[Task description] Find how many lines of the listing below include the word "object", then report the number by itself.

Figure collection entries

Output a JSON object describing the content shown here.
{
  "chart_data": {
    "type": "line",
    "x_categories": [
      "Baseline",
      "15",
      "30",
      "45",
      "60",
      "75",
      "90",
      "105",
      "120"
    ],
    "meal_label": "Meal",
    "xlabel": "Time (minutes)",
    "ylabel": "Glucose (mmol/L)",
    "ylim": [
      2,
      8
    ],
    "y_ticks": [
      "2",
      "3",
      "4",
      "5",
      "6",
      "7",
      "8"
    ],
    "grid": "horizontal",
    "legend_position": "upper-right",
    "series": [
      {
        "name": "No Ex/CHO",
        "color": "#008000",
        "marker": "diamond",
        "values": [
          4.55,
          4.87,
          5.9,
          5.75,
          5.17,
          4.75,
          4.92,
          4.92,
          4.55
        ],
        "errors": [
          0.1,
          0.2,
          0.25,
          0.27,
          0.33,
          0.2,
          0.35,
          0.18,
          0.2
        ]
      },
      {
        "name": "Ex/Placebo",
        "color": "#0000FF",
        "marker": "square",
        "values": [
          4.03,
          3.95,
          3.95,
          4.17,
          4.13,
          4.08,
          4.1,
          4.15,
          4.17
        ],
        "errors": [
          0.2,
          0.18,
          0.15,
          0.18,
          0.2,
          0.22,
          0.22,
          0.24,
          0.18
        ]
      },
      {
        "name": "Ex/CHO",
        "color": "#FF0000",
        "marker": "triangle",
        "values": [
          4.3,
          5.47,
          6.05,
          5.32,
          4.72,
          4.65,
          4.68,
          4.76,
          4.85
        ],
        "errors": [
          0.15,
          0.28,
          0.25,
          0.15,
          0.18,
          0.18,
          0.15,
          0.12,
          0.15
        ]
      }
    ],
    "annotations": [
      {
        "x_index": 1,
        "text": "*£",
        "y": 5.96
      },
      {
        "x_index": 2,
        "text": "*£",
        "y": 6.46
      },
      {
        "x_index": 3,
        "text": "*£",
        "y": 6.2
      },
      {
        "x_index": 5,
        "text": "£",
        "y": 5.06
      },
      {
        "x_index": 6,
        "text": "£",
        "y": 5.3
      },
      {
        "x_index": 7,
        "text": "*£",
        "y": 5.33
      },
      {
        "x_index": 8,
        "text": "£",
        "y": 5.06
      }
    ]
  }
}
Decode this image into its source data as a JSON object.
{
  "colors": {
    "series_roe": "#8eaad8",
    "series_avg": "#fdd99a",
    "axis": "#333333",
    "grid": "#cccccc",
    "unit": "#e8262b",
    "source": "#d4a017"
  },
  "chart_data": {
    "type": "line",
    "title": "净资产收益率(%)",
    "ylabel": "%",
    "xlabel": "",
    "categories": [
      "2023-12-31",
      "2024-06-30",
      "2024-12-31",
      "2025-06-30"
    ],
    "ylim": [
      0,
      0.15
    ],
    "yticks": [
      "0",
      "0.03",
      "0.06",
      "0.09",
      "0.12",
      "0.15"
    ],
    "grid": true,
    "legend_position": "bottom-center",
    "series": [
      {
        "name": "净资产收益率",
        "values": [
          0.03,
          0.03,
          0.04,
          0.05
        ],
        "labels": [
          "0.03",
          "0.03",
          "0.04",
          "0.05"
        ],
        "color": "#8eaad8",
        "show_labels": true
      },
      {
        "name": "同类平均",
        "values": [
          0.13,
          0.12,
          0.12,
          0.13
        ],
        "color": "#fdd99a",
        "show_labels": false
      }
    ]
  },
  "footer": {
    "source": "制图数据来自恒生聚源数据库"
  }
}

[Task output] 2